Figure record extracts
========================

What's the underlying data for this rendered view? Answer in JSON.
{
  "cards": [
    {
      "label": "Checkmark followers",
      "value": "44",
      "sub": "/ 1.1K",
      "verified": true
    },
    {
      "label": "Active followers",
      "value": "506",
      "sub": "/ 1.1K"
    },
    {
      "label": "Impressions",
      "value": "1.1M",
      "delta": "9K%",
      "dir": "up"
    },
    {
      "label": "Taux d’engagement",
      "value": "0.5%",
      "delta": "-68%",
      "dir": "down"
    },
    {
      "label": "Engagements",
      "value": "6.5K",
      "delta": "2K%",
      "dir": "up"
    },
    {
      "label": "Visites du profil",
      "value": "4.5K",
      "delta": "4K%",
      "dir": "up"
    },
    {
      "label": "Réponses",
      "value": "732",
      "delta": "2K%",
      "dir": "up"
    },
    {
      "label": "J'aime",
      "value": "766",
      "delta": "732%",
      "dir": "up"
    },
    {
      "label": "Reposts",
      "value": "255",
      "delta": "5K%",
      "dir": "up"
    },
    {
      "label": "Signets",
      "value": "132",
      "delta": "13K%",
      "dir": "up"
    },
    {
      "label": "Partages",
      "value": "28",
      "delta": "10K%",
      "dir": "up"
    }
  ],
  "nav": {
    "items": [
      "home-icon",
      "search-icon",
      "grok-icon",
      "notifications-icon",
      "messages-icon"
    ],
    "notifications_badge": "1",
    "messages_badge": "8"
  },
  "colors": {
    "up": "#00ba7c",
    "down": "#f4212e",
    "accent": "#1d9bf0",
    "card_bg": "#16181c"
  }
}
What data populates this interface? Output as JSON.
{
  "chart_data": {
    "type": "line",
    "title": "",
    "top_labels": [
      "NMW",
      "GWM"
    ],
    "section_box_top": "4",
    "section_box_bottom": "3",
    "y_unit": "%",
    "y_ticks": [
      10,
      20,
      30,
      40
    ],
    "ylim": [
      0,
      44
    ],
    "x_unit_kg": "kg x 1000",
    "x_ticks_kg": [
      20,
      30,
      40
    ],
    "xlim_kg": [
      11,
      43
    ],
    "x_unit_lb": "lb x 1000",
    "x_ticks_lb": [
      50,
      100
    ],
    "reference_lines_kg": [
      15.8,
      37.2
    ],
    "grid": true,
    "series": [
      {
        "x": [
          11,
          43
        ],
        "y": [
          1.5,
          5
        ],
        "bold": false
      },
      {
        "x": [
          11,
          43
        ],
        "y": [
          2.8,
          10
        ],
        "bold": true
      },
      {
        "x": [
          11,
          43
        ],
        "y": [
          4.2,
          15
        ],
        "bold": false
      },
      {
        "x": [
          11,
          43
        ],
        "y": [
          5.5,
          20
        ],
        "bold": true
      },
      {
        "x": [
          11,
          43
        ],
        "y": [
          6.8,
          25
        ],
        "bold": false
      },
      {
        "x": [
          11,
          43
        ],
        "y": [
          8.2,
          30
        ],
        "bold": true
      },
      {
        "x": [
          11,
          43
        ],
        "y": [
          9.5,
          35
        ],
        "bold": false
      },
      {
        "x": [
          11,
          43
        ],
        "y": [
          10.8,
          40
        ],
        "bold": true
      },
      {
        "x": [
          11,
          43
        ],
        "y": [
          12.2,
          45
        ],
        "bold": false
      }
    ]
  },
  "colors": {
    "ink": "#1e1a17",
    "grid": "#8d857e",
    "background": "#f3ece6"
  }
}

========================

## [Requirements]
From the entries above, collect every line with the string "followers" in it.

## [Expected answer]
      "label": "Checkmark followers",
      "label": "Active followers",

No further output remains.